- What you need to do:
In the rows below, swap each "watermark-label" for "watermark-caption" and reproduce every line otherwise unchanged. Omit the pictures from the output.

- Given entries:
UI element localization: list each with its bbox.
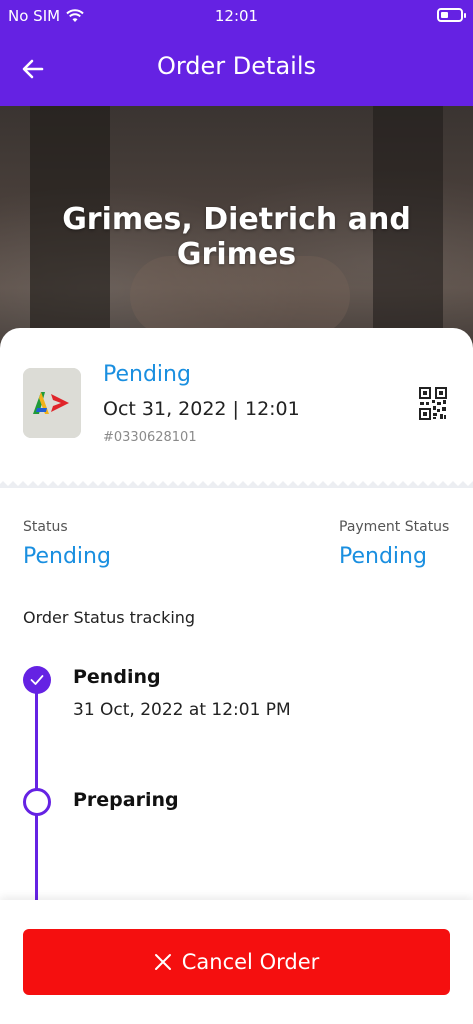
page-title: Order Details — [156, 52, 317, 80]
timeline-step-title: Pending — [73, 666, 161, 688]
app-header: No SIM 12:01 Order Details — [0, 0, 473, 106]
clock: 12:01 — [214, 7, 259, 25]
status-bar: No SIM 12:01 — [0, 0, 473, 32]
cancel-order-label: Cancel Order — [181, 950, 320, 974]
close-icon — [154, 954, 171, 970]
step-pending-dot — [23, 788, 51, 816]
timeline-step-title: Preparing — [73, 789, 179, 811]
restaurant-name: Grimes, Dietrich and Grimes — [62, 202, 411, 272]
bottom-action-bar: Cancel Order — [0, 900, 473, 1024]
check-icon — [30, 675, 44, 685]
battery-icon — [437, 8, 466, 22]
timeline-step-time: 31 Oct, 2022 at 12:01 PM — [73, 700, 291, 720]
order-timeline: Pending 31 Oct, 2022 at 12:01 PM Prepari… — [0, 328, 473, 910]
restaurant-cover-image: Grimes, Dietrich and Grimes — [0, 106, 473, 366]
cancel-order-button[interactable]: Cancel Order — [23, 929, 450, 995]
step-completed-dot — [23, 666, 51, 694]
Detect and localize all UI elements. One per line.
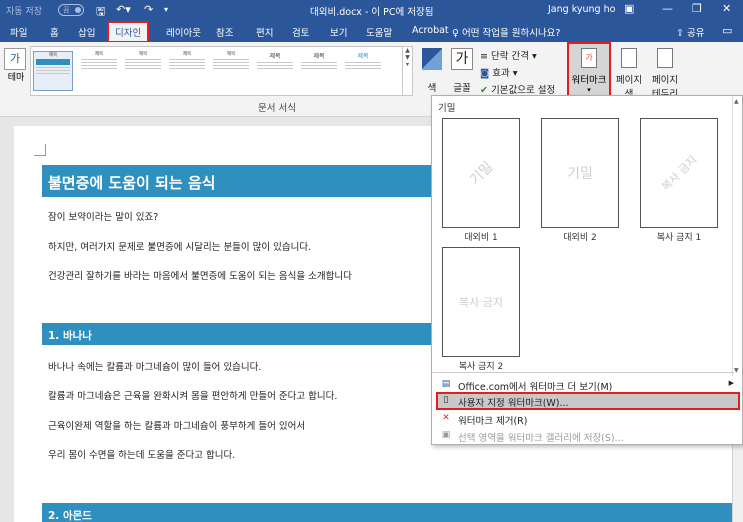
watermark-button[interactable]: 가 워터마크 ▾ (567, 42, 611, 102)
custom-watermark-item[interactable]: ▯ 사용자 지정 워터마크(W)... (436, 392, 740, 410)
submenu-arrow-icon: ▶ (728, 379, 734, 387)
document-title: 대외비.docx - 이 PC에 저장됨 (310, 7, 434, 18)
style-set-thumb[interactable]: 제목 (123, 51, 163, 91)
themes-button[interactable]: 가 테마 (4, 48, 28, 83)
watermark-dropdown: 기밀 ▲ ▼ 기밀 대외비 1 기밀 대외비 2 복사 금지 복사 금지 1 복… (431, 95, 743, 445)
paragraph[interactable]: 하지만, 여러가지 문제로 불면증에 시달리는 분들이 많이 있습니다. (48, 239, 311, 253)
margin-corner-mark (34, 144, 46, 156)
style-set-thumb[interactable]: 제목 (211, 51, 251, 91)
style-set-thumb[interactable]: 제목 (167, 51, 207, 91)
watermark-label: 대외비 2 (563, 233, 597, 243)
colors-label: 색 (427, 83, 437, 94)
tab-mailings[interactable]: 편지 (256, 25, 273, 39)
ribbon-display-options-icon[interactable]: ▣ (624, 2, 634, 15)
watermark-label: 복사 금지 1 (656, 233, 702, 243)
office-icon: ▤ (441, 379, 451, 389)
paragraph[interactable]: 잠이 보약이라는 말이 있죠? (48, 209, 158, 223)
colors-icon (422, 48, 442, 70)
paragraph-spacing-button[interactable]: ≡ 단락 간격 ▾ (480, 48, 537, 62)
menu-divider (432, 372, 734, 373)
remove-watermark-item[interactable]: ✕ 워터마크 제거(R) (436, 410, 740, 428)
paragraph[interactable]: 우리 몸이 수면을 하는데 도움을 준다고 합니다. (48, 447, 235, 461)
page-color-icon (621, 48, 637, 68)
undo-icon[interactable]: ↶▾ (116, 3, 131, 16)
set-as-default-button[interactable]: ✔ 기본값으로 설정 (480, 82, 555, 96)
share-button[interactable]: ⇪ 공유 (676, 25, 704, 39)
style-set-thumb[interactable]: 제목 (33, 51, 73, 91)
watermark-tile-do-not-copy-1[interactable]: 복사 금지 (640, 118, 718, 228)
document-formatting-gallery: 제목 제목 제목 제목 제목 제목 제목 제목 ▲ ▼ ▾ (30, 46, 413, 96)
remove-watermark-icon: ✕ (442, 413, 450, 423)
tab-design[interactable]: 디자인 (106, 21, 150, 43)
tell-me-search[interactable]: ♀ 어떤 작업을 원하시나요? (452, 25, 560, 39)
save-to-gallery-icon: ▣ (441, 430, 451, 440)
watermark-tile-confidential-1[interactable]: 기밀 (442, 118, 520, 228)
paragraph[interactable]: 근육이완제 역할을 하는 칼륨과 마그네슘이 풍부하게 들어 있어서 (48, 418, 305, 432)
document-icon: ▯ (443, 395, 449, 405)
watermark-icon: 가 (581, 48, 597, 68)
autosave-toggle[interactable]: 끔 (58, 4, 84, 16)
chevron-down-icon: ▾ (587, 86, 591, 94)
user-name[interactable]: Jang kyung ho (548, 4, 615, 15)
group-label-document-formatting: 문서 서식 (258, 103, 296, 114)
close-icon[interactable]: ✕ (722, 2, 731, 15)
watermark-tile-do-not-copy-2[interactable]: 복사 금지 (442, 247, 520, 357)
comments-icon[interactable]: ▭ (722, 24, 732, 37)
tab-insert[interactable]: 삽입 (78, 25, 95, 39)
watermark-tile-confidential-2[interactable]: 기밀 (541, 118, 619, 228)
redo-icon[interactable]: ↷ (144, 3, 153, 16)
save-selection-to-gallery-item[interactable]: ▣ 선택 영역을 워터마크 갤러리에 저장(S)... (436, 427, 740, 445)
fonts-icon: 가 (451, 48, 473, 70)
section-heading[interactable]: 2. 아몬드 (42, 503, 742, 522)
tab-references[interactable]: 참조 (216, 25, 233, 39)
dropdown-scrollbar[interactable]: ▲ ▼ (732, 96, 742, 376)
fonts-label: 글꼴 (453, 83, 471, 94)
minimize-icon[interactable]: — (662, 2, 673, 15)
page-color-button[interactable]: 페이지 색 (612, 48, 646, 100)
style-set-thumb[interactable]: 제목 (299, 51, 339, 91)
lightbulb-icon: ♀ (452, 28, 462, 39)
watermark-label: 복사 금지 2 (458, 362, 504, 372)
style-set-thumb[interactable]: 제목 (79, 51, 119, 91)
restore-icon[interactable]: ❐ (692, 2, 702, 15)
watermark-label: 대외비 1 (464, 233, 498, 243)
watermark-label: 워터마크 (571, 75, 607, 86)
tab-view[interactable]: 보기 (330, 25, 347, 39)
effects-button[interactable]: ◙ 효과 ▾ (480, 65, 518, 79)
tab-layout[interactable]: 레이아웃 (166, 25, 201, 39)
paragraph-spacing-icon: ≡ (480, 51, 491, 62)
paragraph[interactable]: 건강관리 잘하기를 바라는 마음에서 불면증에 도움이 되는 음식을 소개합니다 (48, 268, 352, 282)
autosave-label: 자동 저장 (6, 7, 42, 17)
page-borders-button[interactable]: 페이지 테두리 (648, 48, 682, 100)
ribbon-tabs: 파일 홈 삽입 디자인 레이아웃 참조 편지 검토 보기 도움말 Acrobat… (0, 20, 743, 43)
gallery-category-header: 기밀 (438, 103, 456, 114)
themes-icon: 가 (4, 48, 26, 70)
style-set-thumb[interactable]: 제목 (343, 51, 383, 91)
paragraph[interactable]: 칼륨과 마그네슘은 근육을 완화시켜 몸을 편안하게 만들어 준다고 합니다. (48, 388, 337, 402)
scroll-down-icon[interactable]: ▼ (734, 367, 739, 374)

- Solved exercise:
UI element localization: list each with its bbox.
page-title: Order Details — [156, 52, 317, 80]
timeline-step-title: Pending — [73, 666, 161, 688]
app-header: No SIM 12:01 Order Details — [0, 0, 473, 106]
clock: 12:01 — [214, 7, 259, 25]
status-bar: No SIM 12:01 — [0, 0, 473, 32]
cancel-order-label: Cancel Order — [181, 950, 320, 974]
close-icon — [154, 954, 171, 970]
step-pending-dot — [23, 788, 51, 816]
timeline-step-title: Preparing — [73, 789, 179, 811]
restaurant-name: Grimes, Dietrich and Grimes — [62, 202, 411, 272]
bottom-action-bar: Cancel Order — [0, 900, 473, 1024]
check-icon — [30, 675, 44, 685]
battery-icon — [437, 8, 466, 22]
timeline-step-time: 31 Oct, 2022 at 12:01 PM — [73, 700, 291, 720]
order-timeline: Pending 31 Oct, 2022 at 12:01 PM Prepari… — [0, 328, 473, 910]
restaurant-cover-image: Grimes, Dietrich and Grimes — [0, 106, 473, 366]
cancel-order-button[interactable]: Cancel Order — [23, 929, 450, 995]
step-completed-dot — [23, 666, 51, 694]
Detect and localize all UI elements. One per line.
watermark-button[interactable]: 가 워터마크 ▾ (567, 42, 611, 102)
custom-watermark-item[interactable]: ▯ 사용자 지정 워터마크(W)... (436, 392, 740, 410)
submenu-arrow-icon: ▶ (728, 379, 734, 387)
document-title: 대외비.docx - 이 PC에 저장됨 (310, 7, 434, 18)
style-set-thumb[interactable]: 제목 (123, 51, 163, 91)
themes-button[interactable]: 가 테마 (4, 48, 28, 83)
watermark-dropdown: 기밀 ▲ ▼ 기밀 대외비 1 기밀 대외비 2 복사 금지 복사 금지 1 복… (431, 95, 743, 445)
paragraph[interactable]: 하지만, 여러가지 문제로 불면증에 시달리는 분들이 많이 있습니다. (48, 239, 311, 253)
margin-corner-mark (34, 144, 46, 156)
style-set-thumb[interactable]: 제목 (211, 51, 251, 91)
style-set-thumb[interactable]: 제목 (167, 51, 207, 91)
watermark-caption: 대외비 2 (563, 233, 597, 243)
colors-label: 색 (427, 83, 437, 94)
tab-mailings[interactable]: 편지 (256, 25, 273, 39)
ribbon-display-options-icon[interactable]: ▣ (624, 2, 634, 15)
watermark-caption: 복사 금지 1 (656, 233, 702, 243)
office-icon: ▤ (441, 379, 451, 389)
paragraph[interactable]: 잠이 보약이라는 말이 있죠? (48, 209, 158, 223)
colors-icon (422, 48, 442, 70)
paragraph-spacing-button[interactable]: ≡ 단락 간격 ▾ (480, 48, 537, 62)
menu-divider (432, 372, 734, 373)
remove-watermark-item[interactable]: ✕ 워터마크 제거(R) (436, 410, 740, 428)
paragraph[interactable]: 우리 몸이 수면을 하는데 도움을 준다고 합니다. (48, 447, 235, 461)
page-color-icon (621, 48, 637, 68)
undo-icon[interactable]: ↶▾ (116, 3, 131, 16)
set-as-default-button[interactable]: ✔ 기본값으로 설정 (480, 82, 555, 96)
share-button[interactable]: ⇪ 공유 (676, 25, 704, 39)
style-set-thumb[interactable]: 제목 (33, 51, 73, 91)
watermark-tile-do-not-copy-1[interactable]: 복사 금지 (640, 118, 718, 228)
document-formatting-gallery: 제목 제목 제목 제목 제목 제목 제목 제목 ▲ ▼ ▾ (30, 46, 413, 96)
remove-watermark-icon: ✕ (442, 413, 450, 423)
tab-design[interactable]: 디자인 (106, 21, 150, 43)
tell-me-search[interactable]: ♀ 어떤 작업을 원하시나요? (452, 25, 560, 39)
save-to-gallery-icon: ▣ (441, 430, 451, 440)
watermark-tile-confidential-1[interactable]: 기밀 (442, 118, 520, 228)
paragraph[interactable]: 근육이완제 역할을 하는 칼륨과 마그네슘이 풍부하게 들어 있어서 (48, 418, 305, 432)
document-icon: ▯ (443, 395, 449, 405)
watermark-icon: 가 (581, 48, 597, 68)
autosave-toggle[interactable]: 끔 (58, 4, 84, 16)
chevron-down-icon: ▾ (587, 86, 591, 94)
user-name[interactable]: Jang kyung ho (548, 4, 615, 15)
group-label-document-formatting: 문서 서식 (258, 103, 296, 114)
close-icon[interactable]: ✕ (722, 2, 731, 15)
watermark-tile-do-not-copy-2[interactable]: 복사 금지 (442, 247, 520, 357)
comments-icon[interactable]: ▭ (722, 24, 732, 37)
tab-insert[interactable]: 삽입 (78, 25, 95, 39)
watermark-tile-confidential-2[interactable]: 기밀 (541, 118, 619, 228)
redo-icon[interactable]: ↷ (144, 3, 153, 16)
save-selection-to-gallery-item[interactable]: ▣ 선택 영역을 워터마크 갤러리에 저장(S)... (436, 427, 740, 445)
fonts-icon: 가 (451, 48, 473, 70)
section-heading[interactable]: 2. 아몬드 (42, 503, 742, 522)
tab-references[interactable]: 참조 (216, 25, 233, 39)
dropdown-scrollbar[interactable]: ▲ ▼ (732, 96, 742, 376)
fonts-label: 글꼴 (453, 83, 471, 94)
minimize-icon[interactable]: — (662, 2, 673, 15)
page-color-button[interactable]: 페이지 색 (612, 48, 646, 100)
style-set-thumb[interactable]: 제목 (299, 51, 339, 91)
lightbulb-icon: ♀ (452, 28, 462, 39)
watermark-caption: 복사 금지 2 (458, 362, 504, 372)
style-set-thumb[interactable]: 제목 (79, 51, 119, 91)
restore-icon[interactable]: ❐ (692, 2, 702, 15)
watermark-caption: 대외비 1 (464, 233, 498, 243)
watermark-caption: 워터마크 (571, 75, 607, 86)
tab-view[interactable]: 보기 (330, 25, 347, 39)
effects-button[interactable]: ◙ 효과 ▾ (480, 65, 518, 79)
tab-layout[interactable]: 레이아웃 (166, 25, 201, 39)
paragraph-spacing-icon: ≡ (480, 51, 491, 62)
paragraph[interactable]: 건강관리 잘하기를 바라는 마음에서 불면증에 도움이 되는 음식을 소개합니다 (48, 268, 352, 282)
autosave-label: 자동 저장 (6, 7, 42, 17)
page-borders-button[interactable]: 페이지 테두리 (648, 48, 682, 100)
ribbon-tabs: 파일 홈 삽입 디자인 레이아웃 참조 편지 검토 보기 도움말 Acrobat… (0, 20, 743, 43)
gallery-category-header: 기밀 (438, 103, 456, 114)
themes-icon: 가 (4, 48, 26, 70)
style-set-thumb[interactable]: 제목 (343, 51, 383, 91)
paragraph[interactable]: 칼륨과 마그네슘은 근육을 완화시켜 몸을 편안하게 만들어 준다고 합니다. (48, 388, 337, 402)
scroll-down-icon[interactable]: ▼ (734, 367, 739, 374)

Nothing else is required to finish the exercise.